Given problem:
In the data below, substitute "figure-number" for every occurrence of "figure-label" and reproduce the lines with nothing else changed.

--- start Records for the task ---

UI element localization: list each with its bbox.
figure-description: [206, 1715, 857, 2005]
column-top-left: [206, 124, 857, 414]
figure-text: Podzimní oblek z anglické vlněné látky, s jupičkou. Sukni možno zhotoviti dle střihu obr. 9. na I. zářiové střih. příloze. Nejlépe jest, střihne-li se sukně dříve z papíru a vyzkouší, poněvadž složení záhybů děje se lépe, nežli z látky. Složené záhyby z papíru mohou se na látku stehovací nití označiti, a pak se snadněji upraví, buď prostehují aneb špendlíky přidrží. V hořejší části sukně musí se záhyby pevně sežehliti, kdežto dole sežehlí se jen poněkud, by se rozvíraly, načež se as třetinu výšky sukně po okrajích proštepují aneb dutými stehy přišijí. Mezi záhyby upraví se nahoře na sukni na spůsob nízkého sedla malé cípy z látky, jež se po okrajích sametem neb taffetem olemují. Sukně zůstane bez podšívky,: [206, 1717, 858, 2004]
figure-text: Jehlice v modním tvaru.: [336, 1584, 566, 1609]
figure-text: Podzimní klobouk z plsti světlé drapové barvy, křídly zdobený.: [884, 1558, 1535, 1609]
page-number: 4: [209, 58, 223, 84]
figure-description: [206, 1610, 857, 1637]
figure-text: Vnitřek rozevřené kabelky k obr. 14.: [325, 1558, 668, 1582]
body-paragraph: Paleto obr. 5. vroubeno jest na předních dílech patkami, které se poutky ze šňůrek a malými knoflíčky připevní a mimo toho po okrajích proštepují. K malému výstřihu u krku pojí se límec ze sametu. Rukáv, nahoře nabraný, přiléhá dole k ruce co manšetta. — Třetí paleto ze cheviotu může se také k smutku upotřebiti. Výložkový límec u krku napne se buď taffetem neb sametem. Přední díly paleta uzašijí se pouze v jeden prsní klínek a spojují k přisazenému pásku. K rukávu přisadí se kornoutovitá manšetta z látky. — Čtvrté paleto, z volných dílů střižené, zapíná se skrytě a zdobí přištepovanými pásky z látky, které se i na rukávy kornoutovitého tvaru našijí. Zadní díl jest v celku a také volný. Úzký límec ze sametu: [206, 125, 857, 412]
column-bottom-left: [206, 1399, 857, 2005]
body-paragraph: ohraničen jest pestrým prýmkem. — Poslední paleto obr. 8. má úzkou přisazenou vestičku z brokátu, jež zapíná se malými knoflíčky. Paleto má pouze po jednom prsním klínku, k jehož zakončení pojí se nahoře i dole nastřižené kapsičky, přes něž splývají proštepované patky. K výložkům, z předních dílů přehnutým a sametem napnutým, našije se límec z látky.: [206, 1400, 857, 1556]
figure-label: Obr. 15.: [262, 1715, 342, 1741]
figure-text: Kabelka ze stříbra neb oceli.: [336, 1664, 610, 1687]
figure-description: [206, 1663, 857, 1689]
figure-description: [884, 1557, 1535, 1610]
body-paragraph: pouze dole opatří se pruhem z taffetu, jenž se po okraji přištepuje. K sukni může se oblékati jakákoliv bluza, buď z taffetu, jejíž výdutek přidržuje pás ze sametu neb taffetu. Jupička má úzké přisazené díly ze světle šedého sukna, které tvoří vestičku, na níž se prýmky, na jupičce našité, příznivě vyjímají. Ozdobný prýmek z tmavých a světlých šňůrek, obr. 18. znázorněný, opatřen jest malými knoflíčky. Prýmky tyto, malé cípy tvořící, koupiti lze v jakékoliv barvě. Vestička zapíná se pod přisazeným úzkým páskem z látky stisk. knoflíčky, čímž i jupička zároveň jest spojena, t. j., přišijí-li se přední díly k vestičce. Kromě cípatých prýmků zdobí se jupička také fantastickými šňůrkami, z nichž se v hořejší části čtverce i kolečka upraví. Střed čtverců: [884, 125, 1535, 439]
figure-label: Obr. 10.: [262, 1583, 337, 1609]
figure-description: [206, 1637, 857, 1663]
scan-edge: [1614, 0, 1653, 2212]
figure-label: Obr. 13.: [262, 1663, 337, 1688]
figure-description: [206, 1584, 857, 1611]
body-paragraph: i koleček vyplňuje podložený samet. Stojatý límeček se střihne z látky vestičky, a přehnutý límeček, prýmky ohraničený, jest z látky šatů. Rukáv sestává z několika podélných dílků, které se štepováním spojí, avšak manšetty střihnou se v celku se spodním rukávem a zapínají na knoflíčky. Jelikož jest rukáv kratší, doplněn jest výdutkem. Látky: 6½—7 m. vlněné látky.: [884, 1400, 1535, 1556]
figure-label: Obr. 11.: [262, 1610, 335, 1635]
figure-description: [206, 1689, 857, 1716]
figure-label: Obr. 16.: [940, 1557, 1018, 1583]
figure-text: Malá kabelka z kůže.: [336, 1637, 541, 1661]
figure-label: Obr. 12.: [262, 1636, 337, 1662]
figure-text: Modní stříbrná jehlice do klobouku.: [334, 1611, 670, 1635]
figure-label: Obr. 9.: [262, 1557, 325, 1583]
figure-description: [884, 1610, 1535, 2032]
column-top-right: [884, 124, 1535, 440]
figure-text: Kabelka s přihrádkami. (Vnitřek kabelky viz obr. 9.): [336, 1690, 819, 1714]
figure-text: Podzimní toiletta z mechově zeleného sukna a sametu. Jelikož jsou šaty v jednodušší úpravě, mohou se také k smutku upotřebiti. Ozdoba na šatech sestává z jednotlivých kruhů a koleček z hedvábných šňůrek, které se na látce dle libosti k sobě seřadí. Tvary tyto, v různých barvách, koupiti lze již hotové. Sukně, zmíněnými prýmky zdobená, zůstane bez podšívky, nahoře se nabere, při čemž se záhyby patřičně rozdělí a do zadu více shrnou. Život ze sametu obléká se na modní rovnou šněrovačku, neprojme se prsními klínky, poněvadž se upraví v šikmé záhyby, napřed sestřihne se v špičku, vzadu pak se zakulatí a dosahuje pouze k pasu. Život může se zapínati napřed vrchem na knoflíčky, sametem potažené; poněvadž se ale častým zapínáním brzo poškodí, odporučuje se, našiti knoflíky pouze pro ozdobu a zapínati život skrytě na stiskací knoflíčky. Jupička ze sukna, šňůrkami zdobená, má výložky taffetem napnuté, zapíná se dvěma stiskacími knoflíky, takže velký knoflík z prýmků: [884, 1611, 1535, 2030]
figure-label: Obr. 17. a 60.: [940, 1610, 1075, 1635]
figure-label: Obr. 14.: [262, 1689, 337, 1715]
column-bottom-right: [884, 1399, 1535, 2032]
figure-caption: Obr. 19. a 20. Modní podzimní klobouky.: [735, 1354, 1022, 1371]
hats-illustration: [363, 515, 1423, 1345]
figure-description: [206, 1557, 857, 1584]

--- end Records for the task ---

Output of the task:
UI element localization: list each with its bbox.
figure-description: [206, 1715, 857, 2005]
column-top-left: [206, 124, 857, 414]
figure-text: Podzimní oblek z anglické vlněné látky, s jupičkou. Sukni možno zhotoviti dle střihu obr. 9. na I. zářiové střih. příloze. Nejlépe jest, střihne-li se sukně dříve z papíru a vyzkouší, poněvadž složení záhybů děje se lépe, nežli z látky. Složené záhyby z papíru mohou se na látku stehovací nití označiti, a pak se snadněji upraví, buď prostehují aneb špendlíky přidrží. V hořejší části sukně musí se záhyby pevně sežehliti, kdežto dole sežehlí se jen poněkud, by se rozvíraly, načež se as třetinu výšky sukně po okrajích proštepují aneb dutými stehy přišijí. Mezi záhyby upraví se nahoře na sukni na spůsob nízkého sedla malé cípy z látky, jež se po okrajích sametem neb taffetem olemují. Sukně zůstane bez podšívky,: [206, 1717, 858, 2004]
figure-text: Jehlice v modním tvaru.: [336, 1584, 566, 1609]
figure-text: Podzimní klobouk z plsti světlé drapové barvy, křídly zdobený.: [884, 1558, 1535, 1609]
page-number: 4: [209, 58, 223, 84]
figure-description: [206, 1610, 857, 1637]
figure-text: Vnitřek rozevřené kabelky k obr. 14.: [325, 1558, 668, 1582]
body-paragraph: Paleto obr. 5. vroubeno jest na předních dílech patkami, které se poutky ze šňůrek a malými knoflíčky připevní a mimo toho po okrajích proštepují. K malému výstřihu u krku pojí se límec ze sametu. Rukáv, nahoře nabraný, přiléhá dole k ruce co manšetta. — Třetí paleto ze cheviotu může se také k smutku upotřebiti. Výložkový límec u krku napne se buď taffetem neb sametem. Přední díly paleta uzašijí se pouze v jeden prsní klínek a spojují k přisazenému pásku. K rukávu přisadí se kornoutovitá manšetta z látky. — Čtvrté paleto, z volných dílů střižené, zapíná se skrytě a zdobí přištepovanými pásky z látky, které se i na rukávy kornoutovitého tvaru našijí. Zadní díl jest v celku a také volný. Úzký límec ze sametu: [206, 125, 857, 412]
column-bottom-left: [206, 1399, 857, 2005]
body-paragraph: ohraničen jest pestrým prýmkem. — Poslední paleto obr. 8. má úzkou přisazenou vestičku z brokátu, jež zapíná se malými knoflíčky. Paleto má pouze po jednom prsním klínku, k jehož zakončení pojí se nahoře i dole nastřižené kapsičky, přes něž splývají proštepované patky. K výložkům, z předních dílů přehnutým a sametem napnutým, našije se límec z látky.: [206, 1400, 857, 1556]
figure-number: Obr. 15.: [262, 1715, 342, 1741]
figure-text: Kabelka ze stříbra neb oceli.: [336, 1664, 610, 1687]
figure-description: [206, 1663, 857, 1689]
figure-description: [884, 1557, 1535, 1610]
body-paragraph: pouze dole opatří se pruhem z taffetu, jenž se po okraji přištepuje. K sukni může se oblékati jakákoliv bluza, buď z taffetu, jejíž výdutek přidržuje pás ze sametu neb taffetu. Jupička má úzké přisazené díly ze světle šedého sukna, které tvoří vestičku, na níž se prýmky, na jupičce našité, příznivě vyjímají. Ozdobný prýmek z tmavých a světlých šňůrek, obr. 18. znázorněný, opatřen jest malými knoflíčky. Prýmky tyto, malé cípy tvořící, koupiti lze v jakékoliv barvě. Vestička zapíná se pod přisazeným úzkým páskem z látky stisk. knoflíčky, čímž i jupička zároveň jest spojena, t. j., přišijí-li se přední díly k vestičce. Kromě cípatých prýmků zdobí se jupička také fantastickými šňůrkami, z nichž se v hořejší části čtverce i kolečka upraví. Střed čtverců: [884, 125, 1535, 439]
figure-number: Obr. 10.: [262, 1583, 337, 1609]
figure-description: [206, 1637, 857, 1663]
scan-edge: [1614, 0, 1653, 2212]
figure-number: Obr. 13.: [262, 1663, 337, 1688]
figure-description: [206, 1584, 857, 1611]
body-paragraph: i koleček vyplňuje podložený samet. Stojatý límeček se střihne z látky vestičky, a přehnutý límeček, prýmky ohraničený, jest z látky šatů. Rukáv sestává z několika podélných dílků, které se štepováním spojí, avšak manšetty střihnou se v celku se spodním rukávem a zapínají na knoflíčky. Jelikož jest rukáv kratší, doplněn jest výdutkem. Látky: 6½—7 m. vlněné látky.: [884, 1400, 1535, 1556]
figure-number: Obr. 11.: [262, 1610, 335, 1635]
figure-description: [206, 1689, 857, 1716]
figure-number: Obr. 16.: [940, 1557, 1018, 1583]
figure-text: Malá kabelka z kůže.: [336, 1637, 541, 1661]
figure-number: Obr. 12.: [262, 1636, 337, 1662]
figure-text: Modní stříbrná jehlice do klobouku.: [334, 1611, 670, 1635]
figure-number: Obr. 9.: [262, 1557, 325, 1583]
figure-description: [884, 1610, 1535, 2032]
column-top-right: [884, 124, 1535, 440]
figure-text: Kabelka s přihrádkami. (Vnitřek kabelky viz obr. 9.): [336, 1690, 819, 1714]
figure-text: Podzimní toiletta z mechově zeleného sukna a sametu. Jelikož jsou šaty v jednodušší úpravě, mohou se také k smutku upotřebiti. Ozdoba na šatech sestává z jednotlivých kruhů a koleček z hedvábných šňůrek, které se na látce dle libosti k sobě seřadí. Tvary tyto, v různých barvách, koupiti lze již hotové. Sukně, zmíněnými prýmky zdobená, zůstane bez podšívky, nahoře se nabere, při čemž se záhyby patřičně rozdělí a do zadu více shrnou. Život ze sametu obléká se na modní rovnou šněrovačku, neprojme se prsními klínky, poněvadž se upraví v šikmé záhyby, napřed sestřihne se v špičku, vzadu pak se zakulatí a dosahuje pouze k pasu. Život může se zapínati napřed vrchem na knoflíčky, sametem potažené; poněvadž se ale častým zapínáním brzo poškodí, odporučuje se, našiti knoflíky pouze pro ozdobu a zapínati život skrytě na stiskací knoflíčky. Jupička ze sukna, šňůrkami zdobená, má výložky taffetem napnuté, zapíná se dvěma stiskacími knoflíky, takže velký knoflík z prýmků: [884, 1611, 1535, 2030]
figure-number: Obr. 17. a 60.: [940, 1610, 1075, 1635]
figure-number: Obr. 14.: [262, 1689, 337, 1715]
column-bottom-right: [884, 1399, 1535, 2032]
figure-caption: Obr. 19. a 20. Modní podzimní klobouky.: [735, 1354, 1022, 1371]
hats-illustration: [363, 515, 1423, 1345]
figure-description: [206, 1557, 857, 1584]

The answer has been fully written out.